Records for the exercise |
=======

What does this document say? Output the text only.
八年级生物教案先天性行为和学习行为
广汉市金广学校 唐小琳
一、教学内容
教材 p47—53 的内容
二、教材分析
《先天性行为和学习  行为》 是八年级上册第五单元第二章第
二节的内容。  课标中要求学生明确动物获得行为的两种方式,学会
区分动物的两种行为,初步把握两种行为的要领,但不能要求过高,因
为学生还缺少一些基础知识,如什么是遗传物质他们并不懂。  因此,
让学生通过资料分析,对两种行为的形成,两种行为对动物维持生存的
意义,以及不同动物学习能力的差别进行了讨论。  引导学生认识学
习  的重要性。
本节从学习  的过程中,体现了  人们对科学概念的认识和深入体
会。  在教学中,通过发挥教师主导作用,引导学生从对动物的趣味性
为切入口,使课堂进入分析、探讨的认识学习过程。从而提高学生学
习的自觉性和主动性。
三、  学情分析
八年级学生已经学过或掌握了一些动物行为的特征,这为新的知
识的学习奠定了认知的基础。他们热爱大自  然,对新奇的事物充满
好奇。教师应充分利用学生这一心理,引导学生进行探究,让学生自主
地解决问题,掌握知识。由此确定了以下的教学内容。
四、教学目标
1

=======

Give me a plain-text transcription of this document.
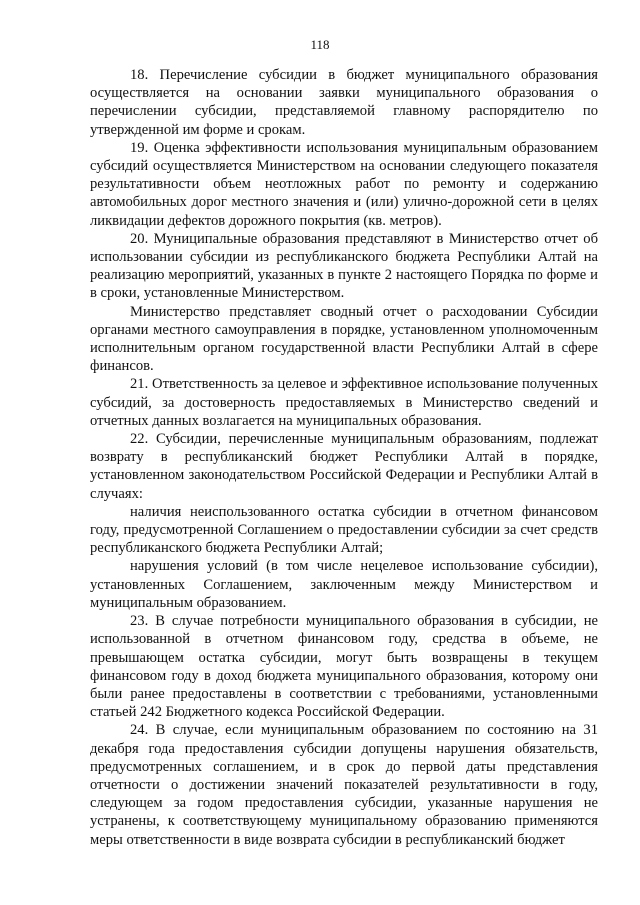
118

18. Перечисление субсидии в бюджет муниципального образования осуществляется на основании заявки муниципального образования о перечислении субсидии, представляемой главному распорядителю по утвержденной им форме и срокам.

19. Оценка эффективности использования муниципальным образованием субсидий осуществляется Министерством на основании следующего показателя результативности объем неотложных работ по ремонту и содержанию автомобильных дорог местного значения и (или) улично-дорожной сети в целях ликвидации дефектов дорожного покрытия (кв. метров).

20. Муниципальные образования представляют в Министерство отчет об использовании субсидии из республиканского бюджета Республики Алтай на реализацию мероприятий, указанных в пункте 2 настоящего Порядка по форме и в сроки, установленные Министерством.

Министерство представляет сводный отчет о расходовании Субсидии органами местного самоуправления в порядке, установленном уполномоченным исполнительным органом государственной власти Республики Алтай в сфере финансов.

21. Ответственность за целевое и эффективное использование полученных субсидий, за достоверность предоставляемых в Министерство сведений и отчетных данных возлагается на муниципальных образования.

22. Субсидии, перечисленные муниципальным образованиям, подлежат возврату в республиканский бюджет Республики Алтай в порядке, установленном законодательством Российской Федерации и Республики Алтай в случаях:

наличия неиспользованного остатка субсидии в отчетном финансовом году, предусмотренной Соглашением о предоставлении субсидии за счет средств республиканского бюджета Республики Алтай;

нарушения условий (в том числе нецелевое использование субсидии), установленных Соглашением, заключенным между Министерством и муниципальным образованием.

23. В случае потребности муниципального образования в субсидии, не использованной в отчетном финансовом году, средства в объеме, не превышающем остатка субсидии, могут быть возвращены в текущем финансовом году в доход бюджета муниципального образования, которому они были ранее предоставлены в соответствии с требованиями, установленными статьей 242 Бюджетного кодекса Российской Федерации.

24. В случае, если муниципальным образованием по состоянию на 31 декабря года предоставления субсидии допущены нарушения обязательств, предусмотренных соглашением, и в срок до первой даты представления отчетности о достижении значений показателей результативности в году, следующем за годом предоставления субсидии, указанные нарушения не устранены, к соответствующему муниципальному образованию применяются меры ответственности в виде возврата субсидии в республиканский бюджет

=======

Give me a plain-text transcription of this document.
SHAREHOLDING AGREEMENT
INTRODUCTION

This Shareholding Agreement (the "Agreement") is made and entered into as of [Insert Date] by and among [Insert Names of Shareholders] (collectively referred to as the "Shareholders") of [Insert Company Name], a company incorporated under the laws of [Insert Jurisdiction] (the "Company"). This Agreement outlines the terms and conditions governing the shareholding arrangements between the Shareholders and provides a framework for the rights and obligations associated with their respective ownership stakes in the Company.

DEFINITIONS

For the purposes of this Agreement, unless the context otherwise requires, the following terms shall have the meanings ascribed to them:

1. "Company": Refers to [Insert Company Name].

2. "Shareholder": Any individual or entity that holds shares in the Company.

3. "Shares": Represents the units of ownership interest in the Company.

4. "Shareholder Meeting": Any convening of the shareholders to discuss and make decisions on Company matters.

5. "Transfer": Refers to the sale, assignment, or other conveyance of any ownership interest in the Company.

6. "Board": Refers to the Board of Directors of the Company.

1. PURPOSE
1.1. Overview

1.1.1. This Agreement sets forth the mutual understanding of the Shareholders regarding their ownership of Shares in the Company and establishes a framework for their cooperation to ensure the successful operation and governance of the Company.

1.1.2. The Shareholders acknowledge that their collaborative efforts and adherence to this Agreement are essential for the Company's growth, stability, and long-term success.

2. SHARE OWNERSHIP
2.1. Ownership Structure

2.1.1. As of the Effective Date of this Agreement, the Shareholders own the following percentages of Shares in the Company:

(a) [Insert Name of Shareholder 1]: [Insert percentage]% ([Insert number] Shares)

=======

Given task |
Tell how many lines of the records above hold the string "that". Give no other text.

Output for this exercise |
2